### Problem details
Copy out the items from the very first line down to the line containing "step-content-panel: Select networks", both included, without changing a single character.

### Records to process
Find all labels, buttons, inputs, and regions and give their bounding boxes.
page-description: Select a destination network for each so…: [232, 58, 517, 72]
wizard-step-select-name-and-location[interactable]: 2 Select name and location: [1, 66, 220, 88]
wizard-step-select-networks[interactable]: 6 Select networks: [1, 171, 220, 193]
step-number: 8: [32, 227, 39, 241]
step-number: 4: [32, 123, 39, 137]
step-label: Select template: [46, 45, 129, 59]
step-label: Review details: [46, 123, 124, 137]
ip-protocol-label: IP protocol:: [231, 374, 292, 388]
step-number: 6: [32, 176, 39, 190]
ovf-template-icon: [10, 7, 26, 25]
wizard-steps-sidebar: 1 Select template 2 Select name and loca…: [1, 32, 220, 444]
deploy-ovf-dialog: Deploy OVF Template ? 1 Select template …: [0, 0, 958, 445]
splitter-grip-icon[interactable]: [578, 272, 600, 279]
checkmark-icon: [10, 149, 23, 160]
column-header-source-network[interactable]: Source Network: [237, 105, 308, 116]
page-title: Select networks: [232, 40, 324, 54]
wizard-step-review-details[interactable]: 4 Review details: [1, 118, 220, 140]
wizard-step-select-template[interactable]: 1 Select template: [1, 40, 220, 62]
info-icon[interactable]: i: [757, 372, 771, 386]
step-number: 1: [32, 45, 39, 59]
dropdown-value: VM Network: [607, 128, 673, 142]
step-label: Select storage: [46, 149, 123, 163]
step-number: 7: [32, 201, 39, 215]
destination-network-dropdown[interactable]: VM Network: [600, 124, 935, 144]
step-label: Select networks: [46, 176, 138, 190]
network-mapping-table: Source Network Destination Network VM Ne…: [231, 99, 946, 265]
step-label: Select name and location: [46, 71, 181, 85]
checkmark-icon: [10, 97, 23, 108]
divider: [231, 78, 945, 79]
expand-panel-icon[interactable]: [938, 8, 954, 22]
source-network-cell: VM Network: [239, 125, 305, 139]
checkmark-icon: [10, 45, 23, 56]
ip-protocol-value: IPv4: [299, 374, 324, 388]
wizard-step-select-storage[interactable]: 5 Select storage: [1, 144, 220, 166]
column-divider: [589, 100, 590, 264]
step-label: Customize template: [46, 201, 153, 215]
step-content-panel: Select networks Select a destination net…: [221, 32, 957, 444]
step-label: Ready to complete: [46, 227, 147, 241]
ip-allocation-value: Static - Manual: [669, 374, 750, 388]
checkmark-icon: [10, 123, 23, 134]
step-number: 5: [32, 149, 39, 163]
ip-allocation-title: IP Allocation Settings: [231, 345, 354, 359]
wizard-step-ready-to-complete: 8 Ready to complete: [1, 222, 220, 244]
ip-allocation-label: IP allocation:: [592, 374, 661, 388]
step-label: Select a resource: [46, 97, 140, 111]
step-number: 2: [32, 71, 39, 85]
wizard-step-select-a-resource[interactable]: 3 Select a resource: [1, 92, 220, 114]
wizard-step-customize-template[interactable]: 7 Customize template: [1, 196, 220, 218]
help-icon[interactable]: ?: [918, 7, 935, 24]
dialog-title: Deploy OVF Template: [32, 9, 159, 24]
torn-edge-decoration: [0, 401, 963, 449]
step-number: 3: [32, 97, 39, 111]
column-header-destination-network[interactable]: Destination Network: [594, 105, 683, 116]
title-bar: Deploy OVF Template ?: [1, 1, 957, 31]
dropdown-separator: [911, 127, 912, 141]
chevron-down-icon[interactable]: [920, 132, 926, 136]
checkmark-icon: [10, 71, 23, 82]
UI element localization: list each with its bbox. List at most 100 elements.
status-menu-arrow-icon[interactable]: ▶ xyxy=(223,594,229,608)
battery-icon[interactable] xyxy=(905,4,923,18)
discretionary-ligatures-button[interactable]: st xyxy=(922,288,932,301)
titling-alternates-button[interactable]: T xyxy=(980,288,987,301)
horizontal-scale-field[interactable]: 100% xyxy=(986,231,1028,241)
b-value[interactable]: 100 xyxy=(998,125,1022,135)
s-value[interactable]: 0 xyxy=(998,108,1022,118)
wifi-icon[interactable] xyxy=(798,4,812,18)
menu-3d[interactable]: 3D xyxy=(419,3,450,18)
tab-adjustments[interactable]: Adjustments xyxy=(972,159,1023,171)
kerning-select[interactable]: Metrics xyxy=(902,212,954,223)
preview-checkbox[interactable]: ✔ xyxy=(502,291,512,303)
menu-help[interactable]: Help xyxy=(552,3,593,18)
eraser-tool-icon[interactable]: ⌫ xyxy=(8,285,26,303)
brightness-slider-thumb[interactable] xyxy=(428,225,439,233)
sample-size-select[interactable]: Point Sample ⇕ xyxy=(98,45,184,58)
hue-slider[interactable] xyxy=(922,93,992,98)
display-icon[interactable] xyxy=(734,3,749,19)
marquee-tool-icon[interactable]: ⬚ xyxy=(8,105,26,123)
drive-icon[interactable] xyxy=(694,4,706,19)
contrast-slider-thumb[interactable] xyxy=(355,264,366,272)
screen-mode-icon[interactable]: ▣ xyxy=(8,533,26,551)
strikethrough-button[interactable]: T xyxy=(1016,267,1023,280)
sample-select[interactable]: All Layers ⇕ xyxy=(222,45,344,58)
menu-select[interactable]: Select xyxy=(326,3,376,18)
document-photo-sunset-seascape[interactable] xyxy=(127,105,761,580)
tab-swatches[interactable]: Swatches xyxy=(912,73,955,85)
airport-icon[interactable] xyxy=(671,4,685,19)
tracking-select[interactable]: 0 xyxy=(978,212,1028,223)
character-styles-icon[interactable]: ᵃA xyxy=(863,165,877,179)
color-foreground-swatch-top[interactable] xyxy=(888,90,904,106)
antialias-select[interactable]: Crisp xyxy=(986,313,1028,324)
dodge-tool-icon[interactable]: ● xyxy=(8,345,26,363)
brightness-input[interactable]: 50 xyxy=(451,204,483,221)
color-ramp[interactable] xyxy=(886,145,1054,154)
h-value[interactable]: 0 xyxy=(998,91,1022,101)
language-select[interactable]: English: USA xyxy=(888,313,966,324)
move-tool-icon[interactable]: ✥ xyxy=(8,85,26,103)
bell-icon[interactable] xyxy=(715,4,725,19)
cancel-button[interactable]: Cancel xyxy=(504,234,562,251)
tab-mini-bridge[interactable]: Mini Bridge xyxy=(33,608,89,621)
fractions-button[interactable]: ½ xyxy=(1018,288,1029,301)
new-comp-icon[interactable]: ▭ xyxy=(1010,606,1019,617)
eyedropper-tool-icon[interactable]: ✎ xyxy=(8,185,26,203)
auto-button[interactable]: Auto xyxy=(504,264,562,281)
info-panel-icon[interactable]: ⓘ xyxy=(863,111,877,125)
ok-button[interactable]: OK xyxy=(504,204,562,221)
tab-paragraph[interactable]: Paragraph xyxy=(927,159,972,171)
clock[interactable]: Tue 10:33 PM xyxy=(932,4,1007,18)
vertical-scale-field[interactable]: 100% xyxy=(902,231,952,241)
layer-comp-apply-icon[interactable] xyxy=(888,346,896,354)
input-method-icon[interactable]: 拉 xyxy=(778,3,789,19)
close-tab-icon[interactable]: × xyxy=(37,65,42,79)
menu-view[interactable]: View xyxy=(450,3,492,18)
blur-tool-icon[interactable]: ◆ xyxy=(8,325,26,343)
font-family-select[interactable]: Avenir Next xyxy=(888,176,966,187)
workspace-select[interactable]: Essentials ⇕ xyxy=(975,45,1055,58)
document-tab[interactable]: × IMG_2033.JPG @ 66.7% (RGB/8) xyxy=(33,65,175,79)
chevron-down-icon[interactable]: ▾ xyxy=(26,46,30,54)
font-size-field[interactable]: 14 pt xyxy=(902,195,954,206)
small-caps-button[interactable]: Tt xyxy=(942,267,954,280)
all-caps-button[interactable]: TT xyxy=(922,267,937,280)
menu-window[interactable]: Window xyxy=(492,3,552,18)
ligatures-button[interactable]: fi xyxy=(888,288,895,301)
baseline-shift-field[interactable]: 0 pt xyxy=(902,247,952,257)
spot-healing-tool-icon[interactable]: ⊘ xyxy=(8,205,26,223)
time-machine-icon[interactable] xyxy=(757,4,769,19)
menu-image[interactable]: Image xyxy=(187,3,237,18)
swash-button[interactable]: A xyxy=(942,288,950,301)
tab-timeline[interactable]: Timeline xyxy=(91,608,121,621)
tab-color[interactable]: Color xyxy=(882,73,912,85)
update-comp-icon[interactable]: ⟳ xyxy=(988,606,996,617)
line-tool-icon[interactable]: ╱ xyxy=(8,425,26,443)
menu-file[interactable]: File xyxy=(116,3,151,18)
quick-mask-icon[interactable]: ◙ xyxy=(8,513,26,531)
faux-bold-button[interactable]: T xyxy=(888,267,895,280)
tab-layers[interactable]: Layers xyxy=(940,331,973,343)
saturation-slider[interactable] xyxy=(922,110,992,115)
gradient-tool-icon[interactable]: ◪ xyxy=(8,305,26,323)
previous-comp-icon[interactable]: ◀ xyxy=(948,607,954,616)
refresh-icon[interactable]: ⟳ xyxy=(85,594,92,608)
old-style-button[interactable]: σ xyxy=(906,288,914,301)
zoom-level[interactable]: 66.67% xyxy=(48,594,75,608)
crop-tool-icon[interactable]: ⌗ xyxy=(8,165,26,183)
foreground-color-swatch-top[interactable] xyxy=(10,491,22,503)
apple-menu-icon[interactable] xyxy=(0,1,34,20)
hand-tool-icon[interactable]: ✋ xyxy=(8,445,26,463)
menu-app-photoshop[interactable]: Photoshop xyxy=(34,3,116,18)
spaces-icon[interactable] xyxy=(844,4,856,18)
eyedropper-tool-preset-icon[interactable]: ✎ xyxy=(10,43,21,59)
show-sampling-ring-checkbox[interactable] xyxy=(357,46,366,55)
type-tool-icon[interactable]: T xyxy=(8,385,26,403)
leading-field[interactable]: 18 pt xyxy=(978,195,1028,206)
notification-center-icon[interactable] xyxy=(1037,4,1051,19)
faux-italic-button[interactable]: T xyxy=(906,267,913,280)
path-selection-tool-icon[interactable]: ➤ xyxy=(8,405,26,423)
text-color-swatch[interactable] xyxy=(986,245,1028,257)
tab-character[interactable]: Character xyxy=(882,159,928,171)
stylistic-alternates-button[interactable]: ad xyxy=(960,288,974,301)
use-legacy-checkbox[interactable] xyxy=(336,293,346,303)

### The output
Find all labels, buttons, inputs, and regions and give their bounding boxes.
page-description: Select a destination network for each so…: [232, 58, 517, 72]
wizard-step-select-name-and-location[interactable]: 2 Select name and location: [1, 66, 220, 88]
wizard-step-select-networks[interactable]: 6 Select networks: [1, 171, 220, 193]
step-number: 8: [32, 227, 39, 241]
step-number: 4: [32, 123, 39, 137]
step-label: Select template: [46, 45, 129, 59]
step-label: Review details: [46, 123, 124, 137]
ip-protocol-label: IP protocol:: [231, 374, 292, 388]
step-number: 6: [32, 176, 39, 190]
ovf-template-icon: [10, 7, 26, 25]
wizard-steps-sidebar: 1 Select template 2 Select name and loca…: [1, 32, 220, 444]
deploy-ovf-dialog: Deploy OVF Template ? 1 Select template …: [0, 0, 958, 445]
splitter-grip-icon[interactable]: [578, 272, 600, 279]
checkmark-icon: [10, 149, 23, 160]
column-header-source-network[interactable]: Source Network: [237, 105, 308, 116]
page-title: Select networks: [232, 40, 324, 54]
wizard-step-review-details[interactable]: 4 Review details: [1, 118, 220, 140]
wizard-step-select-template[interactable]: 1 Select template: [1, 40, 220, 62]
info-icon[interactable]: i: [757, 372, 771, 386]
step-number: 1: [32, 45, 39, 59]
dropdown-value: VM Network: [607, 128, 673, 142]
step-label: Select storage: [46, 149, 123, 163]
step-number: 7: [32, 201, 39, 215]
destination-network-dropdown[interactable]: VM Network: [600, 124, 935, 144]
step-label: Select networks: [46, 176, 138, 190]
network-mapping-table: Source Network Destination Network VM Ne…: [231, 99, 946, 265]
step-label: Select name and location: [46, 71, 181, 85]
checkmark-icon: [10, 97, 23, 108]
divider: [231, 78, 945, 79]
expand-panel-icon[interactable]: [938, 8, 954, 22]
source-network-cell: VM Network: [239, 125, 305, 139]
checkmark-icon: [10, 45, 23, 56]
ip-protocol-value: IPv4: [299, 374, 324, 388]
wizard-step-select-storage[interactable]: 5 Select storage: [1, 144, 220, 166]
column-divider: [589, 100, 590, 264]
step-label: Customize template: [46, 201, 153, 215]
step-content-panel: Select networks Select a destination net…: [221, 32, 957, 444]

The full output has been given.